(Stored dataset items)
## BEGIN

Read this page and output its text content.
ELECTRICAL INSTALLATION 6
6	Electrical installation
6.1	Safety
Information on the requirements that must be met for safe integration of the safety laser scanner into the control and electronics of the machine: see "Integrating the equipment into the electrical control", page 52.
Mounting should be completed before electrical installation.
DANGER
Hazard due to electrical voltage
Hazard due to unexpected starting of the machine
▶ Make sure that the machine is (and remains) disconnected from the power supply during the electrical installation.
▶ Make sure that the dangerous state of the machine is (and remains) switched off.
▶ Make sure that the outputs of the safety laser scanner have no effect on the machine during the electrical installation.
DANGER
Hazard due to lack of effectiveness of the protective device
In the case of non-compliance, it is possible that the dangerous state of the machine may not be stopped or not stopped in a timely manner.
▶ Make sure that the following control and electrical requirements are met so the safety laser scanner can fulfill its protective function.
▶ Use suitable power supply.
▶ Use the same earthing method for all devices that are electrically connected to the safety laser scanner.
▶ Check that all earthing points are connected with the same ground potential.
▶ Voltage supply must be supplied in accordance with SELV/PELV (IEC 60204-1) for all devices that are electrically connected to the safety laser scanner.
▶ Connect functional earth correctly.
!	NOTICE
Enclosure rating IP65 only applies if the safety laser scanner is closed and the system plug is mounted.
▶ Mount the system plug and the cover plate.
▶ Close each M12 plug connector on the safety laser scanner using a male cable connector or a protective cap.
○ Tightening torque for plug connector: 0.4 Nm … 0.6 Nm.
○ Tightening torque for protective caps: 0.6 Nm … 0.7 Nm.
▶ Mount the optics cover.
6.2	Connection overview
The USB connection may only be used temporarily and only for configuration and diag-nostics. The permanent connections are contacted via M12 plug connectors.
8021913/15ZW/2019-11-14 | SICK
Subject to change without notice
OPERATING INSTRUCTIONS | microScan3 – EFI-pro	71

## END

- TASK TO CARRY OUT: Search the lines for "must". Copy each line that has it.

- CORRECT ANSWER:
Information on the requirements that must be met for safe integration of the safety laser scanner into the control and electronics of the machine: see "Integrating the equipment into the electrical control", page 52.
▶ Voltage supply must be supplied in accordance with SELV/PELV (IEC 60204-1) for all devices that are electrically connected to the safety laser scanner.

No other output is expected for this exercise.